* [Work to be completed]: Go over the entries below line by line, copying each one that contains the word "CONTABO".

===== Material supplied

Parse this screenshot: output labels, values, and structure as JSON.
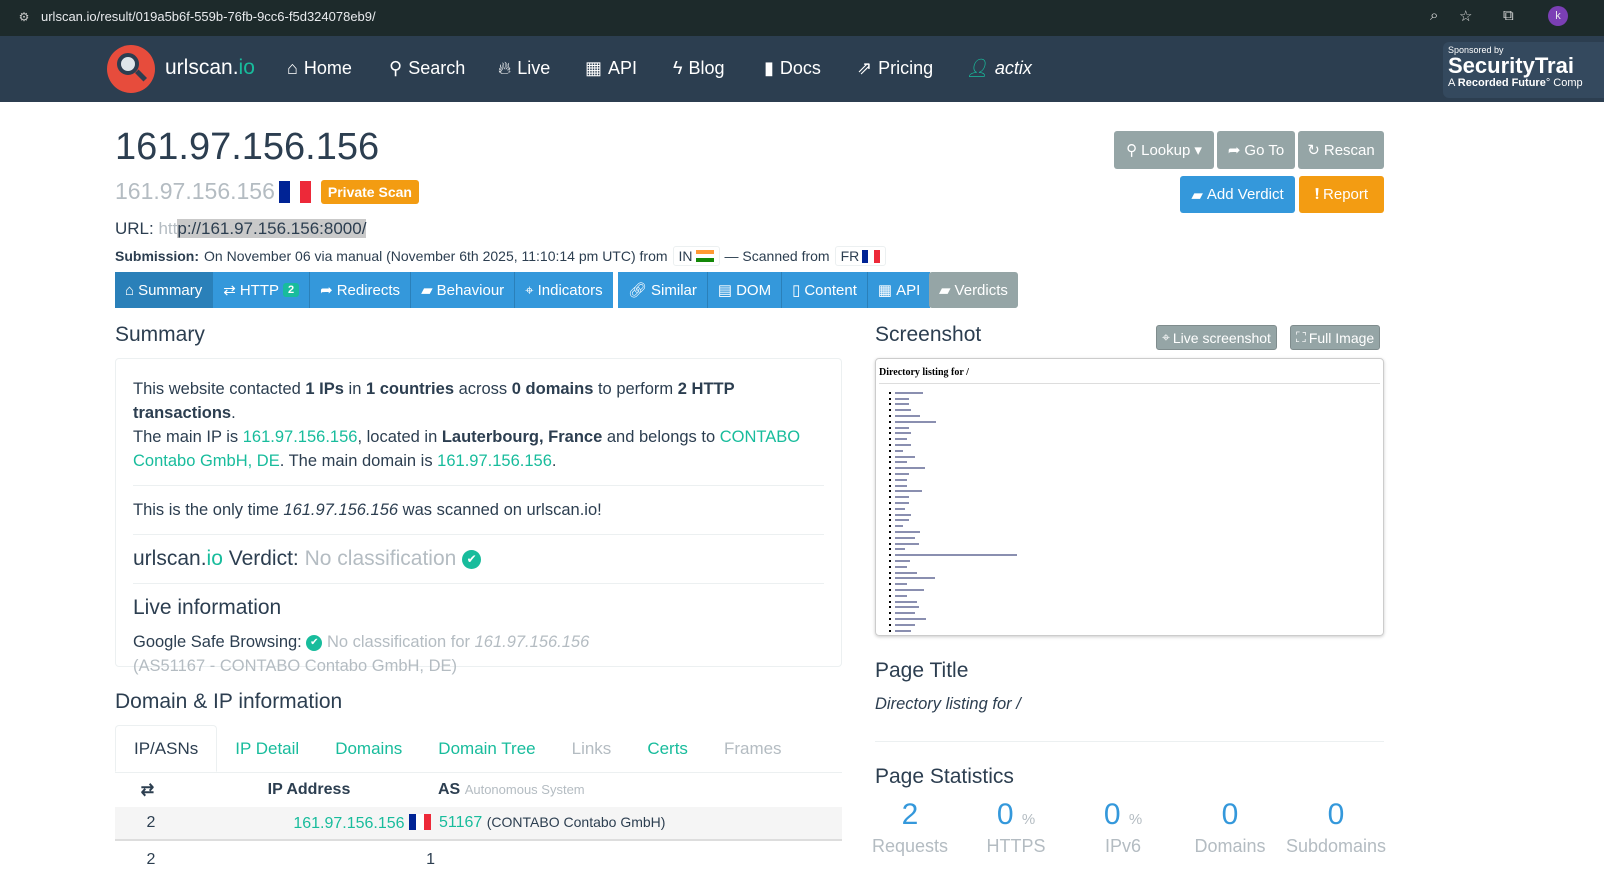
{
  "browser": {
    "url": "urlscan.io/result/019a5b6f-559b-76fb-9cc6-f5d324078eb9/"
  },
  "nav": {
    "brand_main": "urlscan.",
    "brand_accent": "io",
    "items": [
      {
        "label": "Home",
        "icon": "home-icon"
      },
      {
        "label": "Search",
        "icon": "search-icon"
      },
      {
        "label": "Live",
        "icon": "fire-icon"
      },
      {
        "label": "API",
        "icon": "qrcode-icon"
      },
      {
        "label": "Blog",
        "icon": "bolt-icon"
      },
      {
        "label": "Docs",
        "icon": "bookmark-icon"
      },
      {
        "label": "Pricing",
        "icon": "external-link-icon"
      },
      {
        "label": "actix",
        "icon": "user-icon"
      }
    ],
    "sponsor": {
      "line1": "Sponsored by",
      "line2": "SecurityTrai",
      "line3_bold": "Recorded Future",
      "line3_pre": "A ",
      "line3_post": "° Comp"
    }
  },
  "header": {
    "title": "161.97.156.156",
    "subtitle_ip": "161.97.156.156",
    "private_badge": "Private Scan",
    "url_label": "URL:",
    "url_faint": "htt",
    "url_rest": "p://161.97.156.156:8000/",
    "submission_label": "Submission:",
    "submission_text": "On November 06 via manual (November 6th 2025, 11:10:14 pm UTC) from",
    "from_cc": "IN",
    "scanned_text": "— Scanned from",
    "scanned_cc": "FR"
  },
  "actions": {
    "lookup": "Lookup",
    "goto": "Go To",
    "rescan": "Rescan",
    "add_verdict": "Add Verdict",
    "report": "Report"
  },
  "tabs": [
    {
      "label": "Summary"
    },
    {
      "label": "HTTP",
      "count": "2"
    },
    {
      "label": "Redirects"
    },
    {
      "label": "Behaviour"
    },
    {
      "label": "Indicators"
    },
    {
      "label": "Similar"
    },
    {
      "label": "DOM"
    },
    {
      "label": "Content"
    },
    {
      "label": "API"
    },
    {
      "label": "Verdicts"
    }
  ],
  "summary": {
    "heading": "Summary",
    "p1": {
      "a": "This website contacted ",
      "ips": "1 IPs",
      "b": " in ",
      "countries": "1 countries",
      "c": " across ",
      "domains": "0 domains",
      "d": " to perform ",
      "tx": "2 HTTP transactions",
      "e": ".",
      "f": "The main IP is ",
      "ip": "161.97.156.156",
      "g": ", located in ",
      "loc": "Lauterbourg, France",
      "h": " and belongs to ",
      "asn": "CONTABO Contabo GmbH, DE",
      "i": ". The main domain is ",
      "domain": "161.97.156.156",
      "j": "."
    },
    "p2": {
      "a": "This is the only time ",
      "ip": "161.97.156.156",
      "b": " was scanned on urlscan.io!"
    },
    "verdict": {
      "brand": "urlscan.",
      "accent": "io",
      "label": " Verdict: ",
      "value": "No classification"
    },
    "live": {
      "heading": "Live information",
      "gsb_label": "Google Safe Browsing:",
      "gsb_value": "No classification for ",
      "gsb_ip": "161.97.156.156",
      "asn_line": "(AS51167 - CONTABO Contabo GmbH, DE)"
    }
  },
  "screenshot": {
    "heading": "Screenshot",
    "live_btn": "Live screenshot",
    "full_btn": "Full Image",
    "page_heading": "Directory listing for /"
  },
  "page_title": {
    "heading": "Page Title",
    "value": "Directory listing for /"
  },
  "domain_ip": {
    "heading": "Domain & IP information",
    "tabs": [
      {
        "label": "IP/ASNs"
      },
      {
        "label": "IP Detail"
      },
      {
        "label": "Domains"
      },
      {
        "label": "Domain Tree"
      },
      {
        "label": "Links"
      },
      {
        "label": "Certs"
      },
      {
        "label": "Frames"
      }
    ],
    "columns": {
      "ip": "IP Address",
      "as": "AS",
      "as_sub": "Autonomous System"
    },
    "rows": [
      {
        "count": "2",
        "ip": "161.97.156.156",
        "asn": "51167",
        "asn_name": "(CONTABO Contabo GmbH)"
      },
      {
        "count": "2",
        "ip": "1"
      }
    ]
  },
  "stats": {
    "heading": "Page Statistics",
    "items": [
      {
        "value": "2",
        "unit": "",
        "label": "Requests"
      },
      {
        "value": "0",
        "unit": "%",
        "label": "HTTPS"
      },
      {
        "value": "0",
        "unit": "%",
        "label": "IPv6"
      },
      {
        "value": "0",
        "unit": "",
        "label": "Domains"
      },
      {
        "value": "0",
        "unit": "",
        "label": "Subdomains"
      }
    ]
  },
  "colors": {
    "nav": "#2c3e50",
    "accent": "#18bc9c",
    "primary": "#3498db",
    "warning": "#f39c12",
    "muted": "#95a5a6"
  }
}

==========

* [Solution to the problem]:
      "asn": "CONTABO Contabo GmbH, DE",
      "asn_line": "(AS51167 - CONTABO Contabo GmbH, DE)"
        "asn_name": "(CONTABO Contabo GmbH)"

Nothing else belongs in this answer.